(STATED PROBLEM):
Copy every line from the data below in which the string "ObserverWrapper" can be found.

Collected data entries
####
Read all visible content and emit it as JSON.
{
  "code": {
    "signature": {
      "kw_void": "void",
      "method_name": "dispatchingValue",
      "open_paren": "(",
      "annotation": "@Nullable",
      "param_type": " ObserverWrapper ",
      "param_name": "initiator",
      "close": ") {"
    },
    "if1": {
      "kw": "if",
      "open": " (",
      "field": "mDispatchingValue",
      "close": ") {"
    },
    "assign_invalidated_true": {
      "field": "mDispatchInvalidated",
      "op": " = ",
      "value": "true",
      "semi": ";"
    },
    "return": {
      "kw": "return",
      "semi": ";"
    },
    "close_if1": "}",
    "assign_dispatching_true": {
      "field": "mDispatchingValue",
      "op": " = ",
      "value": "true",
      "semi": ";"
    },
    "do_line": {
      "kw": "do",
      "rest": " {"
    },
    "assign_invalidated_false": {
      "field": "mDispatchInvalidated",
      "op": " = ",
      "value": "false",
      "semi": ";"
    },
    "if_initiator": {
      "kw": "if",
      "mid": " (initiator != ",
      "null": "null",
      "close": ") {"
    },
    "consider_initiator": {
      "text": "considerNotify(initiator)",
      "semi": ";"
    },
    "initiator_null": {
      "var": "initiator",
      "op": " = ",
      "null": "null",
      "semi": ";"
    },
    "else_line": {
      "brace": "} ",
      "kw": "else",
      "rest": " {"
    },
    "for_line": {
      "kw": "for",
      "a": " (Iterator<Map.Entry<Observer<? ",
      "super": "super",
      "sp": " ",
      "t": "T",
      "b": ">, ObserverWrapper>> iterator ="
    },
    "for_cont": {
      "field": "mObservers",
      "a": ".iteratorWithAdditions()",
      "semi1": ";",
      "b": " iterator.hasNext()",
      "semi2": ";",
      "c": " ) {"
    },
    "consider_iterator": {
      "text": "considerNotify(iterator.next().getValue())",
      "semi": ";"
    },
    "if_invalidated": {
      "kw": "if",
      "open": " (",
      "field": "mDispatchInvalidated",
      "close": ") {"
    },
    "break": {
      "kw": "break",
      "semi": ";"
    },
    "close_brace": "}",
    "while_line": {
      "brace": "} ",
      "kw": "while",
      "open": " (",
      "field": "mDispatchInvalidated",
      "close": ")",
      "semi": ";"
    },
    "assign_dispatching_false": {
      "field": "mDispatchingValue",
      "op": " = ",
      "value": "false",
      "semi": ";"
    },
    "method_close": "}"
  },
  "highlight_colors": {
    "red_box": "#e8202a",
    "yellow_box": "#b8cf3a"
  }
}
####
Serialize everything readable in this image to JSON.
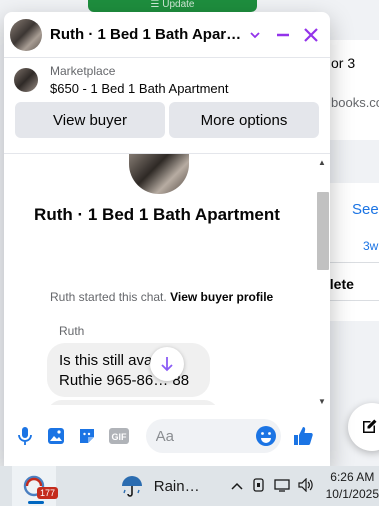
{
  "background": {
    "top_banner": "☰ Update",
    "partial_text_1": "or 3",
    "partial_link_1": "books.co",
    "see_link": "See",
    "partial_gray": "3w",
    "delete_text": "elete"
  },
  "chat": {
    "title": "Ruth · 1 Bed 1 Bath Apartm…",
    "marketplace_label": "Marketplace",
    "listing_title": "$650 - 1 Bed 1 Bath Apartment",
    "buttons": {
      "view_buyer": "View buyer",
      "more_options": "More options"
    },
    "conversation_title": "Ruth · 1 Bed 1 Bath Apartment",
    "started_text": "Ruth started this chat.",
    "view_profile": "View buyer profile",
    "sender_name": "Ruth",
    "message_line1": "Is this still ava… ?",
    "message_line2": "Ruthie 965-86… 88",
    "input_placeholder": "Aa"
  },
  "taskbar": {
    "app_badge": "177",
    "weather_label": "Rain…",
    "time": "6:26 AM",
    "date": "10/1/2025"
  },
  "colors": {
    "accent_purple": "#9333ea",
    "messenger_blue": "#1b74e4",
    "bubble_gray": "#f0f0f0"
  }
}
####
(COMPLETE ANSWER):
      "param_type": " ObserverWrapper ",
      "b": ">, ObserverWrapper>> iterator ="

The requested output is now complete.